CONSIGNA 1:
En el texto sobre las señales y el tiempo, ¿por qué dice quien escribe que encontrar tiempo para todos le hace tremendamente feliz?
CONSIGNA 2:
Prosigue el texto sobre las señales y el tiempo a partir de su última línea.

FRAGMENTO SELECCIONADO:
-=-=-

Saturday, 3 November 2007

Las señales y el tiempo

A veces sentimos que la vida es un tren que vemos pasar y nunca damos alcance. Nos pasa de largo y desde dentro, a través de esas frías ventanas que tienen todos los trenes, nos observan caras de personas que, en muchas ocasiones, son las que dan sentido a nuestra vida.

Ellos pasan, los miramos, nos lamentamos y al momento, un resorte interior que no sé bien donde escondemos, nos saca de nuestros lamentos y nos lleva de vuelta al sitio en el que teníamos que estar porque nos esperan o porque teníamos algo que hacer o, sencillamente, porque es lo que nos toca.

Evidentemente, yo no soy una excepción. O no lo era.

Porque ahora, tengo la sensación de que, a pesar de todo, controlo el tiempo y de que o el tren de la vida, ese Talgo antiguo y que hace mil paradas, ha ralentizado su velocidad o de que yo, sin saber muy bien como, voy subida en algo distinto.

Es curioso, esta tarde volvía a casa por la autovía que transcurre junto a las nuevas vías que nos acercaran la "alta velocidad" a los barceloneses - vías que habitualmente están ocupadas por operarios que trabajan en ellas y por viejas máquinas de tren que transportan a esos operarios y sus herramientas - cuando he visto que un tren muy blanco, estilizado y con una nariz bastante particular, avanzaba por ellas.

- el AVE! - he exclamado.
- anda Marta, si la obra no está acabada! - me han contestado.

Iba lento, a una velocidad absurda, la misma velocidad que parece que es la que está caracterizando su llegada, pero era él (si es que se puede utilizar un él para un tren...). Y como soy de un egocentrismo absoluto cuando se trata ver señales dirigidas a mí donde no existen, he actuado como corresponde, y me la he hecho mía.

Ese tren me indica que llego a todo, que sí, que trabajo mucho y todas esas cosas, pero que a pesar de ello, estoy encontrando tiempo para todos, incluso para mí - cosa que estaba descuidando demasiado - y eso me hace tremendamente feliz porque me permite disfrutar de muchas cosas que el tren de la vida en muchas ocasiones nos niega y es que, no lo veis?, tengo asiento en el AVE!

¡Que para eso están las señales!

11 comments:

Anonymous said...

¿Cómo? ¿Haciendo carreras contra el AVE? Como te pille la Guardia Civil ;)

-=-=-

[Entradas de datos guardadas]
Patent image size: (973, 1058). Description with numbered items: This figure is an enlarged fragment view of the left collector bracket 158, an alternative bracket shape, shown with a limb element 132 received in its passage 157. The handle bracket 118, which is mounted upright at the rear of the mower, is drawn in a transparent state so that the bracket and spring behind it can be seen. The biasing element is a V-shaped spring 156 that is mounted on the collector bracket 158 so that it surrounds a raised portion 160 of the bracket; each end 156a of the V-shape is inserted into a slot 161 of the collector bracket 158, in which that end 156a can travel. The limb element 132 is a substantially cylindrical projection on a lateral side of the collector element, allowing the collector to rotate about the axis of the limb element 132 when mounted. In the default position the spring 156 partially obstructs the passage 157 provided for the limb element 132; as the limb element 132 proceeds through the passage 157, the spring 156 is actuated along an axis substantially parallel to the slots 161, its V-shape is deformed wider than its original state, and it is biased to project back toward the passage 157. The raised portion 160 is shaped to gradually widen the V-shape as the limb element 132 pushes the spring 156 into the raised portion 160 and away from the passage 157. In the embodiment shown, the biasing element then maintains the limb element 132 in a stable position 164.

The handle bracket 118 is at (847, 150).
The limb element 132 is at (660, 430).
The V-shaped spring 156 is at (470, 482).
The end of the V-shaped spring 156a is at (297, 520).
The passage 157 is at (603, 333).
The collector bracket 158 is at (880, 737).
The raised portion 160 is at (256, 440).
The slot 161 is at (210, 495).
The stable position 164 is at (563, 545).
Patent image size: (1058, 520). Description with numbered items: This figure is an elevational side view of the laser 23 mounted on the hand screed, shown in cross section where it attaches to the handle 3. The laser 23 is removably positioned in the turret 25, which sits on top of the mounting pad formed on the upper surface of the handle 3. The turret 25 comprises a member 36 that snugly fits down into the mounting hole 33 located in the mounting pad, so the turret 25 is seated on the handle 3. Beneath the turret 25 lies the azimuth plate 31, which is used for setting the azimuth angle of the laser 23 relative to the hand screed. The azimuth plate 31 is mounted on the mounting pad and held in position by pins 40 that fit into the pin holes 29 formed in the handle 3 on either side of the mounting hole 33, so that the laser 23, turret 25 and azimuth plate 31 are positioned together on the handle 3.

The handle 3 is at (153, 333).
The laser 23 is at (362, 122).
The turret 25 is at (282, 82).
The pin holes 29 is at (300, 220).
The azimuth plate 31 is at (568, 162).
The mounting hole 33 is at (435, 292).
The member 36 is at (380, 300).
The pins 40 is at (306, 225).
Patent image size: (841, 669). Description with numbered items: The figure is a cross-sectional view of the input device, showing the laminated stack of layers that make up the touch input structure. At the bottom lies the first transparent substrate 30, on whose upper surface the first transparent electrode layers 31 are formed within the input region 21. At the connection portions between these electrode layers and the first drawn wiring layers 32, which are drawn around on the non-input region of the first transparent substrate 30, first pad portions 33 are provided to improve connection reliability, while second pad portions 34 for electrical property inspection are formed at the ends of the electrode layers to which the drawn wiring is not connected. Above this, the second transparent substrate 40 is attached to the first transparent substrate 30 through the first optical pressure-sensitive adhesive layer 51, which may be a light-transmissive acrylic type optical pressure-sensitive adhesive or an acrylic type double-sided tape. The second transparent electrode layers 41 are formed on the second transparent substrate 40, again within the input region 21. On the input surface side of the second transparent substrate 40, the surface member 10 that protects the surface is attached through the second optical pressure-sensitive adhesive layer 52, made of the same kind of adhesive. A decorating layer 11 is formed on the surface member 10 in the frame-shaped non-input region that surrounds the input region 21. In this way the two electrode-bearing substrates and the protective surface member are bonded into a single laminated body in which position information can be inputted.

-=-=-

RESPUESTA ESPERADA 1:
Porque le permite disfrutar de muchas cosas que el tren de la vida, en muchas ocasiones, nos niega. Ese tiempo alcanza incluso para sí, algo que estaba descuidando demasiado.

RESPUESTA ESPERADA 2:
Lo primero de todo, escribo bajo un estado alterado (catarrillo/malaria), por lo que no sé si lo que voy a decir tiene mucho sentido o no. Así que si no lo tiene, espero que lo sepas disculpar ^^

Cuando el fabricante empaquetó nuestras vidas olvidó incluir el manual de instrucciones. Quizás, por eso existen las señales; para ayudarnos a ser felices.

Me alegro de que seas feliz, Marta.
Un abrazo.

Sonando: The Devil – P. J. Harvey

Anonymous said...

Eso no es un estado alterado, es un resfriado mal llevado por un hombre :)

El otro día un amigo me decía que de todo en esta vida deberíamos sacar una lección y/o una señal para aprender de ella y ser mejores personas. No creo que sea un mal consejo.

Gracias!!!
Besossssss

Anonymous said...

> "Eso no es un estado alterado, es un resfriado mal llevado por un hombre :)"

Muy bueno, tengo que admitirlo :D

De nada.

Venga, un besote.

Motenai said...

POr eso nunca me pongo enfermo, porque cuando lo hago lo llevo fatal xD

Anonymous said...

asiento para el AVE ... y para el Iberia del viernes night!!!!!!!!!!!!!!!
;-)

Anonymous said...

yesssssssss!!!!!!
dios, qué ganas...!

Anonymous said...

Es muy buena señal que vuelvas a ver señales!

;)

Anonymous said...

Hola. Soy la anónimo previa. Lamento que no me deje identificarme (me siento cobarde!), así que vuelvo a "dar la cara"!

Saludos.

www.sparklingdreams.motime.com

Anonymous said...

Tranquila - las cosas son como son...o no?

;)

Anonymous said...

(sonrisa amplia)

...eso me pregunto yo constantemente... Y tú, ¿qué dirías?

:)

sparkling

marta said...

sin duda, son como son y cada cual es como es - lo mejor de todo es que eso es algo que me encanta.